## EXERCISE
Narrow the data below down to the lines containing "HIMNO".

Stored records
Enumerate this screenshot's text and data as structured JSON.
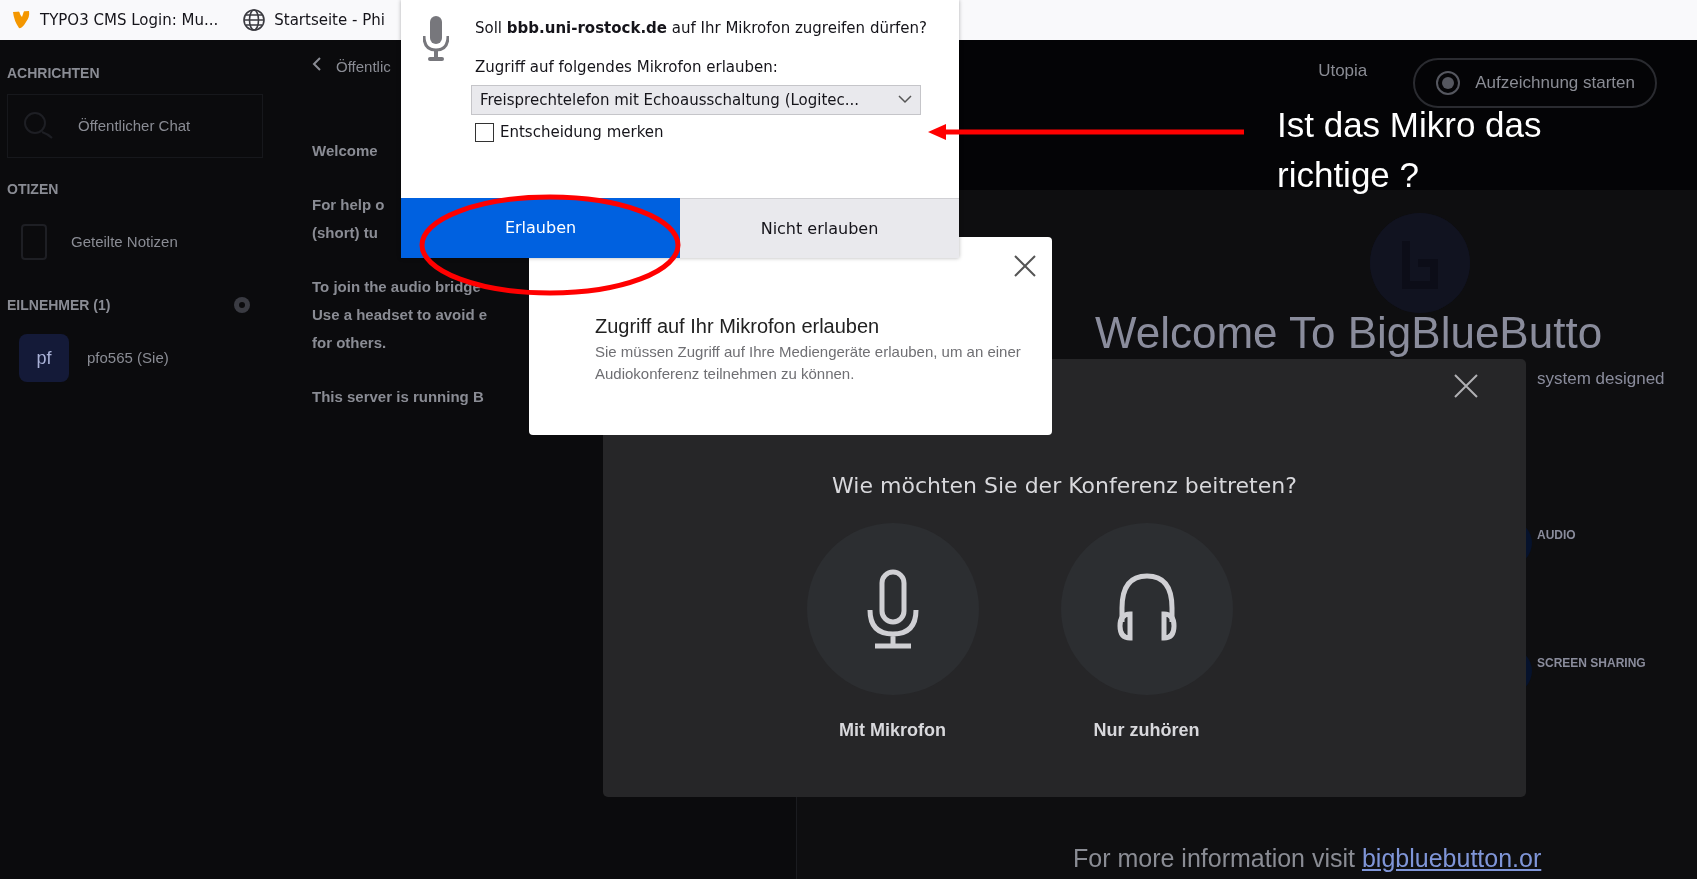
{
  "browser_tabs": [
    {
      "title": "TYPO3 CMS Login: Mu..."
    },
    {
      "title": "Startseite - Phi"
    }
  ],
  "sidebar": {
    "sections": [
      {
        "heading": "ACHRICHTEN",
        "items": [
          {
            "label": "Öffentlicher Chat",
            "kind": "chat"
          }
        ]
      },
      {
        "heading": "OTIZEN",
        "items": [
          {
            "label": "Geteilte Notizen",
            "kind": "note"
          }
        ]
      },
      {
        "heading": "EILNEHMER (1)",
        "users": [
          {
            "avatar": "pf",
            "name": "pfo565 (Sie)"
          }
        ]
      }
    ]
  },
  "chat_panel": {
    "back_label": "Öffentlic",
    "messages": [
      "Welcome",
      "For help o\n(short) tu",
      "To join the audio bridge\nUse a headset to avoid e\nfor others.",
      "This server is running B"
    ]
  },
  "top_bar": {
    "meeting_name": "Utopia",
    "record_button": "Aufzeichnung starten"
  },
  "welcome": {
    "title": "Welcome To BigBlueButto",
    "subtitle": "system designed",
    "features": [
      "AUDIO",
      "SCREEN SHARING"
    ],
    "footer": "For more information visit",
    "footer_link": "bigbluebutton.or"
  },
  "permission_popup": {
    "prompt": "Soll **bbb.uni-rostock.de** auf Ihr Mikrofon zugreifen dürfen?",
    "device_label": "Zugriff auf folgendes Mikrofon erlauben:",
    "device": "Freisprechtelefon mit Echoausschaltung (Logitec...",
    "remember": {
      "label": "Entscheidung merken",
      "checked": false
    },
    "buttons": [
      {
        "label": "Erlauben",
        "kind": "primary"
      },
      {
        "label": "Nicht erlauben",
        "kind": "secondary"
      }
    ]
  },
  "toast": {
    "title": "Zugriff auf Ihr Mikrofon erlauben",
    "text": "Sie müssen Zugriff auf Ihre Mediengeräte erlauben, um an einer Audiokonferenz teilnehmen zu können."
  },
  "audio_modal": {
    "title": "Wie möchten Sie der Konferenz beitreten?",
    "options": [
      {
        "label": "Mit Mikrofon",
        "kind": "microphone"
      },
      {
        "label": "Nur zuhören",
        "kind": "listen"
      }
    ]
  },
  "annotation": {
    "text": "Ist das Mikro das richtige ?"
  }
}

* * *

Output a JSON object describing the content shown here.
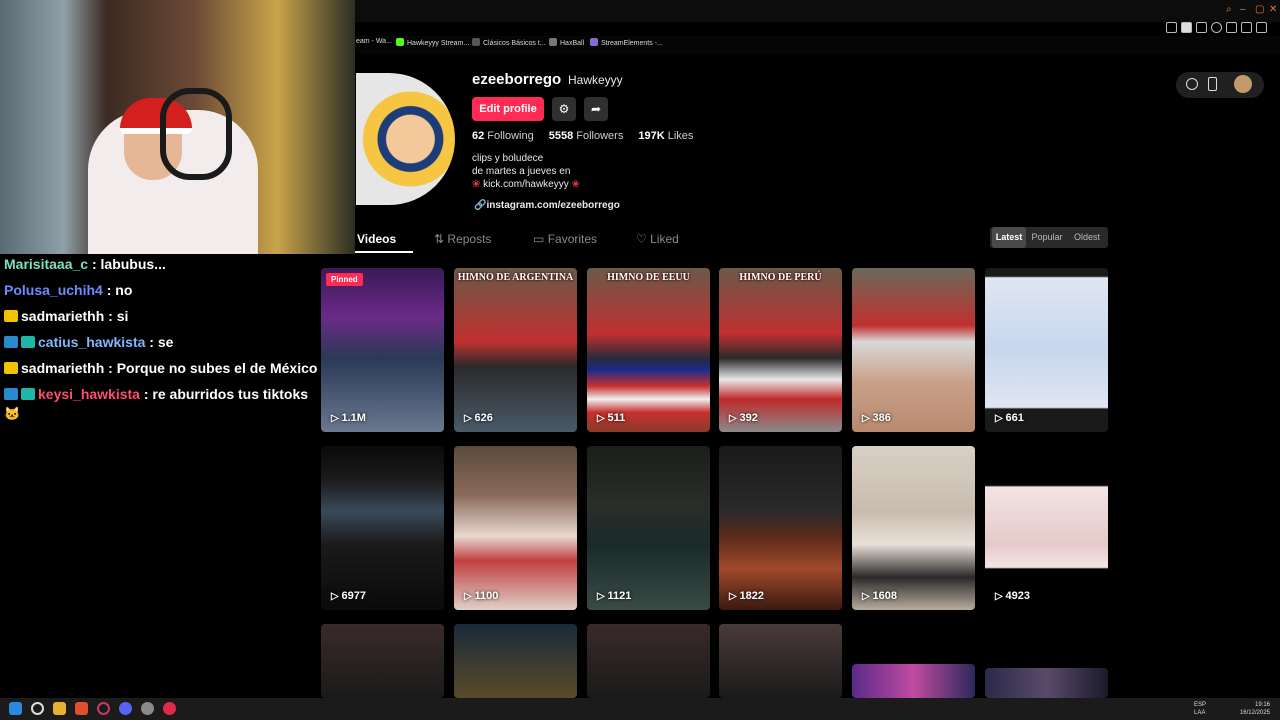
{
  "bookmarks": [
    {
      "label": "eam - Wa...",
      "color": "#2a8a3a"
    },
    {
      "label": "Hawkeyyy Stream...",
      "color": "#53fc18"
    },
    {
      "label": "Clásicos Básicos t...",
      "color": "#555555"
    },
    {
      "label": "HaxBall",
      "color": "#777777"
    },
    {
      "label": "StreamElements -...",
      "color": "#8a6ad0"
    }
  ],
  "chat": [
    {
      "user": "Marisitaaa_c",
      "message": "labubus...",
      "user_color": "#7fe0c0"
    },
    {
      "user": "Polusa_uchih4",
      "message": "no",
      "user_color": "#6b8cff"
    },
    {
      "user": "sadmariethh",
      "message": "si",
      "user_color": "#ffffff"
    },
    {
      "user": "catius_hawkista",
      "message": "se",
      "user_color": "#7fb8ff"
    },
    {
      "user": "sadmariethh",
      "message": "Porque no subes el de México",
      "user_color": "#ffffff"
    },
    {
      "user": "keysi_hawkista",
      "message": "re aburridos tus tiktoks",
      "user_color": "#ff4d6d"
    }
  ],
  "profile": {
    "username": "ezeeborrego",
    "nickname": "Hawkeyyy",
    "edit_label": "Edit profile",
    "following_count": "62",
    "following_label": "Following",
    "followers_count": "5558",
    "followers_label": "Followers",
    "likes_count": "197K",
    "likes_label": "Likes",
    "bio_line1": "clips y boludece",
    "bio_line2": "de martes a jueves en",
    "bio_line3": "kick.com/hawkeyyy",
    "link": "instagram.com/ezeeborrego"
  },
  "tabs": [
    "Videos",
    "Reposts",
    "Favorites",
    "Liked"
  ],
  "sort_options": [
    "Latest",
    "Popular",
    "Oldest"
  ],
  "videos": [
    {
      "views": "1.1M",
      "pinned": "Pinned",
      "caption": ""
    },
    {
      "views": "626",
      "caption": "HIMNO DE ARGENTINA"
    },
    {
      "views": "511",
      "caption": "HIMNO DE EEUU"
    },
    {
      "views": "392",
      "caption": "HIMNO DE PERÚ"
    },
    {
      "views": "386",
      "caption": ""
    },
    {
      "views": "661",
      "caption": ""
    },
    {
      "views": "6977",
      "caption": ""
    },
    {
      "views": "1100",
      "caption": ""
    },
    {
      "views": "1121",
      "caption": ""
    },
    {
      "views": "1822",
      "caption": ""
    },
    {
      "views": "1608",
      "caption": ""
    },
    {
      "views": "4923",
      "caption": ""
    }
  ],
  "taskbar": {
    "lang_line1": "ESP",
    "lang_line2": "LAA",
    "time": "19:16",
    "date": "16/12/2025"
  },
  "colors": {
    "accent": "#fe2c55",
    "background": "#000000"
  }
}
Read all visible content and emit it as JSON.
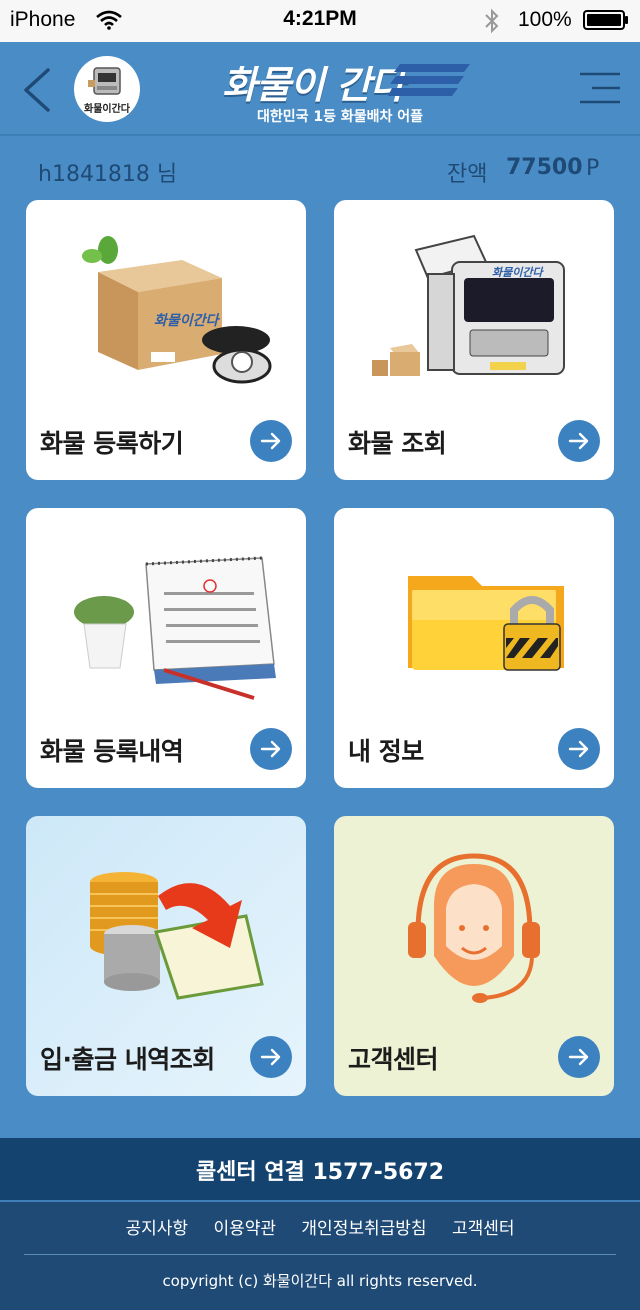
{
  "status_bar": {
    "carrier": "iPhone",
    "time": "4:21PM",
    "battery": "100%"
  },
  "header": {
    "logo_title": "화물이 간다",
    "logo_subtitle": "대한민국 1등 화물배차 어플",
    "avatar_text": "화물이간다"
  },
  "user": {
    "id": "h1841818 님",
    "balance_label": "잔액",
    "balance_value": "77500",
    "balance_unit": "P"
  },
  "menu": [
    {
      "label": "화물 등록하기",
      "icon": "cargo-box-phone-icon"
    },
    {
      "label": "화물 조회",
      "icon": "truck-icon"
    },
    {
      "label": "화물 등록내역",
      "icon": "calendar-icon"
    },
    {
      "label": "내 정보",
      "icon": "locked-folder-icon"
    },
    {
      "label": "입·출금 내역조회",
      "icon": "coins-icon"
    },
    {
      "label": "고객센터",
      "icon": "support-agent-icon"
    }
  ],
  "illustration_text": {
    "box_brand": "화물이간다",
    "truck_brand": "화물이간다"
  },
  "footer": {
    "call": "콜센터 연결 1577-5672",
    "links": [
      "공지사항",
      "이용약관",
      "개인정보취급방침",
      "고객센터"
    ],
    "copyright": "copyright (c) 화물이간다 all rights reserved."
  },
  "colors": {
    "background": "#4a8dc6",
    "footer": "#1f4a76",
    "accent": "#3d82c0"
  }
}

## CORRECT RESULT
      "caption": "HIMNO DE ARGENTINA"
      "caption": "HIMNO DE EEUU"
      "caption": "HIMNO DE PERÚ"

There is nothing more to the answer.